→ **Task directions**
Copy every record below, exactly as written.

→ **Working data**
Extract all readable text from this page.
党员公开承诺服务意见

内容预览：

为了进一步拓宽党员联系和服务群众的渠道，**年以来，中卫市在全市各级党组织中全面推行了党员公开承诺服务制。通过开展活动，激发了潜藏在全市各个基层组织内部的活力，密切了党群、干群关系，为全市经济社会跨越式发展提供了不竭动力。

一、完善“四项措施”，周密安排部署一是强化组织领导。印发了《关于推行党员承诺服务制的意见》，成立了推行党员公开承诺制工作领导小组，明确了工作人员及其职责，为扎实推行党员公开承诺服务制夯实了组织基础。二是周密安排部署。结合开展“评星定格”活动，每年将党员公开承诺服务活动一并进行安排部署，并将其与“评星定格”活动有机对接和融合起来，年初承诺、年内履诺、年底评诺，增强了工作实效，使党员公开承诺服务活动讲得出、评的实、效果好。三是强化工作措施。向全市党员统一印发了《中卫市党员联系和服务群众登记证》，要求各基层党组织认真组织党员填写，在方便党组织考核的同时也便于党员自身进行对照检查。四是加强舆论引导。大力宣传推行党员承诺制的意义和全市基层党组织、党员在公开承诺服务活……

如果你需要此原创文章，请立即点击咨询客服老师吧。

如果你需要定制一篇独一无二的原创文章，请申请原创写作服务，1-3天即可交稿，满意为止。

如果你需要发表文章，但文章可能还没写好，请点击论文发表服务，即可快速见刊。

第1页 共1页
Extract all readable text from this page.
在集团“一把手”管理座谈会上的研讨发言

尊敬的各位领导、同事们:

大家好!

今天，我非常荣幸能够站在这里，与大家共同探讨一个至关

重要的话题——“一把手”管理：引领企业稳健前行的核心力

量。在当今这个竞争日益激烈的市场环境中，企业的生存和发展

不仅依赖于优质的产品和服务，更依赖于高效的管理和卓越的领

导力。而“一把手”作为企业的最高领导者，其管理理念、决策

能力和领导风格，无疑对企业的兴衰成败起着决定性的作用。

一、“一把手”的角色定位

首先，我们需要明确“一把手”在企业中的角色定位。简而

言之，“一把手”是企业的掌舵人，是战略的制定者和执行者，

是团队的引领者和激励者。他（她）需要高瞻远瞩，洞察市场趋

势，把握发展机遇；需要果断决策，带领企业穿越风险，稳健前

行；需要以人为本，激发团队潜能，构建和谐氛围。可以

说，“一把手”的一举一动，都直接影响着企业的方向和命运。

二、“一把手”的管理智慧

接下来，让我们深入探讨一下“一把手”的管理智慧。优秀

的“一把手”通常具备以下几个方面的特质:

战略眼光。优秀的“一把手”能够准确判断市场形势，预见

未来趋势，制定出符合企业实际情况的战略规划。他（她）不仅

→ **Exercise solution**
Extract all readable text from this page.
党员公开承诺服务意见

内容预览：

为了进一步拓宽党员联系和服务群众的渠道，**年以来，中卫市在全市各级党组织中全面推行了党员公开承诺服务制。通过开展活动，激发了潜藏在全市各个基层组织内部的活力，密切了党群、干群关系，为全市经济社会跨越式发展提供了不竭动力。

一、完善“四项措施”，周密安排部署一是强化组织领导。印发了《关于推行党员承诺服务制的意见》，成立了推行党员公开承诺制工作领导小组，明确了工作人员及其职责，为扎实推行党员公开承诺服务制夯实了组织基础。二是周密安排部署。结合开展“评星定格”活动，每年将党员公开承诺服务活动一并进行安排部署，并将其与“评星定格”活动有机对接和融合起来，年初承诺、年内履诺、年底评诺，增强了工作实效，使党员公开承诺服务活动讲得出、评的实、效果好。三是强化工作措施。向全市党员统一印发了《中卫市党员联系和服务群众登记证》，要求各基层党组织认真组织党员填写，在方便党组织考核的同时也便于党员自身进行对照检查。四是加强舆论引导。大力宣传推行党员承诺制的意义和全市基层党组织、党员在公开承诺服务活……

如果你需要此原创文章，请立即点击咨询客服老师吧。

如果你需要定制一篇独一无二的原创文章，请申请原创写作服务，1-3天即可交稿，满意为止。

如果你需要发表文章，但文章可能还没写好，请点击论文发表服务，即可快速见刊。

第1页 共1页
Extract all readable text from this page.
在集团“一把手”管理座谈会上的研讨发言

尊敬的各位领导、同事们:

大家好!

今天，我非常荣幸能够站在这里，与大家共同探讨一个至关

重要的话题——“一把手”管理：引领企业稳健前行的核心力

量。在当今这个竞争日益激烈的市场环境中，企业的生存和发展

不仅依赖于优质的产品和服务，更依赖于高效的管理和卓越的领

导力。而“一把手”作为企业的最高领导者，其管理理念、决策

能力和领导风格，无疑对企业的兴衰成败起着决定性的作用。

一、“一把手”的角色定位

首先，我们需要明确“一把手”在企业中的角色定位。简而

言之，“一把手”是企业的掌舵人，是战略的制定者和执行者，

是团队的引领者和激励者。他（她）需要高瞻远瞩，洞察市场趋

势，把握发展机遇；需要果断决策，带领企业穿越风险，稳健前

行；需要以人为本，激发团队潜能，构建和谐氛围。可以

说，“一把手”的一举一动，都直接影响着企业的方向和命运。

二、“一把手”的管理智慧

接下来，让我们深入探讨一下“一把手”的管理智慧。优秀

的“一把手”通常具备以下几个方面的特质:

战略眼光。优秀的“一把手”能够准确判断市场形势，预见

未来趋势，制定出符合企业实际情况的战略规划。他（她）不仅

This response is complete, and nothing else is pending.